Task prompt — Filter the entries, keeping every line with the word "freddi".

▼

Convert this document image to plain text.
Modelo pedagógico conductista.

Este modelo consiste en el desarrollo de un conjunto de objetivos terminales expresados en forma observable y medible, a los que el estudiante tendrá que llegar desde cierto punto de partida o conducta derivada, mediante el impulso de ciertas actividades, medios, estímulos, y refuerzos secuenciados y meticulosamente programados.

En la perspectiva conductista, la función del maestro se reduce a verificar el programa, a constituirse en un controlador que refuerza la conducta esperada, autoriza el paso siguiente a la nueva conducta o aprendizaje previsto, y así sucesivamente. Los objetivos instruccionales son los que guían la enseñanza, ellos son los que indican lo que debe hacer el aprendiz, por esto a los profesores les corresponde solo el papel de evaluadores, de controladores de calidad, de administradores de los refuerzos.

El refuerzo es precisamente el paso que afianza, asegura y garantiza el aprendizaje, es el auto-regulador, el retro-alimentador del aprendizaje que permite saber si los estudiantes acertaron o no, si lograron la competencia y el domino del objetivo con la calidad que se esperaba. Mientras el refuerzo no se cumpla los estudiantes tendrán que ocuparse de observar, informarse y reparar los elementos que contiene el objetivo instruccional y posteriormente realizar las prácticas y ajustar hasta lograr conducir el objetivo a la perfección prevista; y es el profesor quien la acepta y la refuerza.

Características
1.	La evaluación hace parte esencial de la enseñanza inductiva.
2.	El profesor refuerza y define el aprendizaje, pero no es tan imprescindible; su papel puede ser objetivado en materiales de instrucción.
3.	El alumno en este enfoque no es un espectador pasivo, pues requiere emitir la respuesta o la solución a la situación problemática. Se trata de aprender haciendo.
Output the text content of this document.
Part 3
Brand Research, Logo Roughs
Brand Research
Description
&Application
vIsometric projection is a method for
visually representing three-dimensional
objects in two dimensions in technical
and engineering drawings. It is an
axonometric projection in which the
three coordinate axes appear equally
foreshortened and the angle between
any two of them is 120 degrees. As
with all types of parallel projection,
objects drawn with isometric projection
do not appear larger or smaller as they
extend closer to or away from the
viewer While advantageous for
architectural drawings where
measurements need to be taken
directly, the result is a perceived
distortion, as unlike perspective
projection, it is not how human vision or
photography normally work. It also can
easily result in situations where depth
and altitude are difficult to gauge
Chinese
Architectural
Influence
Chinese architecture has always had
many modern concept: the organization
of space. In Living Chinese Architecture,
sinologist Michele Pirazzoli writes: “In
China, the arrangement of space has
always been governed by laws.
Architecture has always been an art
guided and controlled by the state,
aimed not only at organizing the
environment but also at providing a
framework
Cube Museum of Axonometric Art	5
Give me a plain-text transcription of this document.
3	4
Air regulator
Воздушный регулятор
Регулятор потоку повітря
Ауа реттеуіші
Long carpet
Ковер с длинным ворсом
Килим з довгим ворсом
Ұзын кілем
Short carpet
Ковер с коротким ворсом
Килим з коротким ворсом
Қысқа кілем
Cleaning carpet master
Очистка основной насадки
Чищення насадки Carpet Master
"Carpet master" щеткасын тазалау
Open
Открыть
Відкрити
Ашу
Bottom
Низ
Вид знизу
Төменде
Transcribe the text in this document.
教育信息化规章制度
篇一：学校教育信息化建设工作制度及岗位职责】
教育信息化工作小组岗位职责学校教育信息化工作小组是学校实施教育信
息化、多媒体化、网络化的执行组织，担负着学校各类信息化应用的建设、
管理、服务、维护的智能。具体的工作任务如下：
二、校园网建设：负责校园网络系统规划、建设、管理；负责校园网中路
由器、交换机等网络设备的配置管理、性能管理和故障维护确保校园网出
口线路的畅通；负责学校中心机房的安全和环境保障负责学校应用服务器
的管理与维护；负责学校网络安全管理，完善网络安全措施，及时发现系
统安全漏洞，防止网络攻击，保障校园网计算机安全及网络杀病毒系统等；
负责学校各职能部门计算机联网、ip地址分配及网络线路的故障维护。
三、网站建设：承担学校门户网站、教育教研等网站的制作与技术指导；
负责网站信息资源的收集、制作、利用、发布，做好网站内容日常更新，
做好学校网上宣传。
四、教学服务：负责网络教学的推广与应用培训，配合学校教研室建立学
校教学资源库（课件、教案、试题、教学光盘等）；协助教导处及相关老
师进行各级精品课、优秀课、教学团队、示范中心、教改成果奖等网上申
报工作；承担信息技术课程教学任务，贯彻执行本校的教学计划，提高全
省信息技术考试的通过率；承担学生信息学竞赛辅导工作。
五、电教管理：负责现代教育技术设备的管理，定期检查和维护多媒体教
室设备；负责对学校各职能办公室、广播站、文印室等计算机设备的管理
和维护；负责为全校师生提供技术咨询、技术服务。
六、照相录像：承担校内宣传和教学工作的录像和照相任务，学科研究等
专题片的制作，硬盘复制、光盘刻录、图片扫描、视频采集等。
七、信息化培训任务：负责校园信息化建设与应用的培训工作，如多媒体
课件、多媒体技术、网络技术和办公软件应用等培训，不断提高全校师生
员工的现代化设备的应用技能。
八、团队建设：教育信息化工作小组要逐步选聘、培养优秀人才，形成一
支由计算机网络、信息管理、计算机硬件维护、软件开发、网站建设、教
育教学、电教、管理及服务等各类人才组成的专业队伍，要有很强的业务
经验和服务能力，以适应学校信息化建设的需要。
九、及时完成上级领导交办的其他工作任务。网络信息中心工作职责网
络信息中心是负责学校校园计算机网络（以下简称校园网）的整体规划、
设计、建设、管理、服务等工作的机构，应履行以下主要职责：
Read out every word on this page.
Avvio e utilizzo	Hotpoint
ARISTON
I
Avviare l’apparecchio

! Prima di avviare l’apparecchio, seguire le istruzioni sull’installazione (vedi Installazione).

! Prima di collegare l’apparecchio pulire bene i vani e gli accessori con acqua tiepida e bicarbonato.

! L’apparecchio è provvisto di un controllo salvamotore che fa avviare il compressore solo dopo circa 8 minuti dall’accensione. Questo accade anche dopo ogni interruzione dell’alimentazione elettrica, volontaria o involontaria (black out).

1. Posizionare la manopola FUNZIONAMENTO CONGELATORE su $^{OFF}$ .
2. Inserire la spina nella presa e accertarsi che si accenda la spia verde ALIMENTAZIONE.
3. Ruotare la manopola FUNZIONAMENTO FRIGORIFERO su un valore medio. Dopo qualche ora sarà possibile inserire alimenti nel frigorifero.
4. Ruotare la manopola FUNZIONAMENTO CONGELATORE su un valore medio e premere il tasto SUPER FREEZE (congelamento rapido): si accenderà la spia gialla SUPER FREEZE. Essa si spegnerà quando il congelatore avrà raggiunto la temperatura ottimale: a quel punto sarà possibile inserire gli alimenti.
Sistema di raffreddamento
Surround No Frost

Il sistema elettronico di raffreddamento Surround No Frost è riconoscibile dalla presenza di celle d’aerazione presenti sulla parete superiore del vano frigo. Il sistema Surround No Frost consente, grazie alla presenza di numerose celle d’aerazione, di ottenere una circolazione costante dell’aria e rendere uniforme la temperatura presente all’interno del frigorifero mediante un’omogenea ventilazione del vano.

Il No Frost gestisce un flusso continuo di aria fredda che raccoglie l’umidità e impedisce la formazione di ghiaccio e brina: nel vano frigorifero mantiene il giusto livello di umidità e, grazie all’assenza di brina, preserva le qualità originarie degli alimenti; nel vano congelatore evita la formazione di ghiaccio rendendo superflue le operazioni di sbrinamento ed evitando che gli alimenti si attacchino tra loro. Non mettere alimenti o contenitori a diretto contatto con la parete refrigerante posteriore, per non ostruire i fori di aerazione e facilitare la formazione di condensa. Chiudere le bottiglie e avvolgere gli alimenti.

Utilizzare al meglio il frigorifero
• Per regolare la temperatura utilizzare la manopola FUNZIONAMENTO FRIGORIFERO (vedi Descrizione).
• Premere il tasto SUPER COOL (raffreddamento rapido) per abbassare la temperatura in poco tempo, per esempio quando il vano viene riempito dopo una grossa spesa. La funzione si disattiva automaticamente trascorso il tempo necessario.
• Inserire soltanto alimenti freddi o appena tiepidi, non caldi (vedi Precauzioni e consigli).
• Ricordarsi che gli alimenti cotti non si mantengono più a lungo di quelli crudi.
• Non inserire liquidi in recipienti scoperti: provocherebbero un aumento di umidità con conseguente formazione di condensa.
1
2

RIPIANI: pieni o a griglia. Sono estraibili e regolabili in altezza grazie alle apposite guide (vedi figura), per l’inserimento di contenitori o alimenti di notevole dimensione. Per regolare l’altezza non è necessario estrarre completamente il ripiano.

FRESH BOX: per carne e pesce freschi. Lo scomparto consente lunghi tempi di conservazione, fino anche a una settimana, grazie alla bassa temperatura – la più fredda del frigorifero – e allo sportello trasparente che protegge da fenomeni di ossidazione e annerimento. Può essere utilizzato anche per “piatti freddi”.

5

▲

Reply to the exercise —
• Inserire soltanto alimenti freddi o appena tiepidi, non caldi (vedi Precauzioni e consigli).
FRESH BOX: per carne e pesce freschi. Lo scomparto consente lunghi tempi di conservazione, fino anche a una settimana, grazie alla bassa temperatura – la più fredda del frigorifero – e allo sportello trasparente che protegge da fenomeni di ossidazione e annerimento. Può essere utilizzato anche per “piatti freddi”.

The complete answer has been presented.